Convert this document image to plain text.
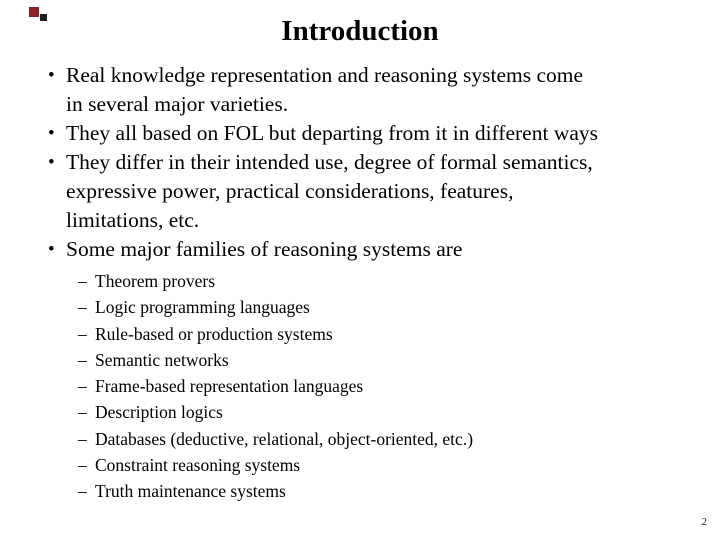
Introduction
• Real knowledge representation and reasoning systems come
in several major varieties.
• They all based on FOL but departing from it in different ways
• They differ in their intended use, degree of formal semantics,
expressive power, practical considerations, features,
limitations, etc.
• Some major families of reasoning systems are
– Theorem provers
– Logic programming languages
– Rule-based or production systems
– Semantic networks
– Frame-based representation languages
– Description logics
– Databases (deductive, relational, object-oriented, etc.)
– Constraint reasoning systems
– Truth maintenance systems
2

****************

» Directive
Will you set down the records word for word while leaving out every picture?

» Response to the exercise
Convert this document image to plain text.
Introduction
• Real knowledge representation and reasoning systems come
in several major varieties.
• They all based on FOL but departing from it in different ways
• They differ in their intended use, degree of formal semantics,
expressive power, practical considerations, features,
limitations, etc.
• Some major families of reasoning systems are
– Theorem provers
– Logic programming languages
– Rule-based or production systems
– Semantic networks
– Frame-based representation languages
– Description logics
– Databases (deductive, relational, object-oriented, etc.)
– Constraint reasoning systems
– Truth maintenance systems
2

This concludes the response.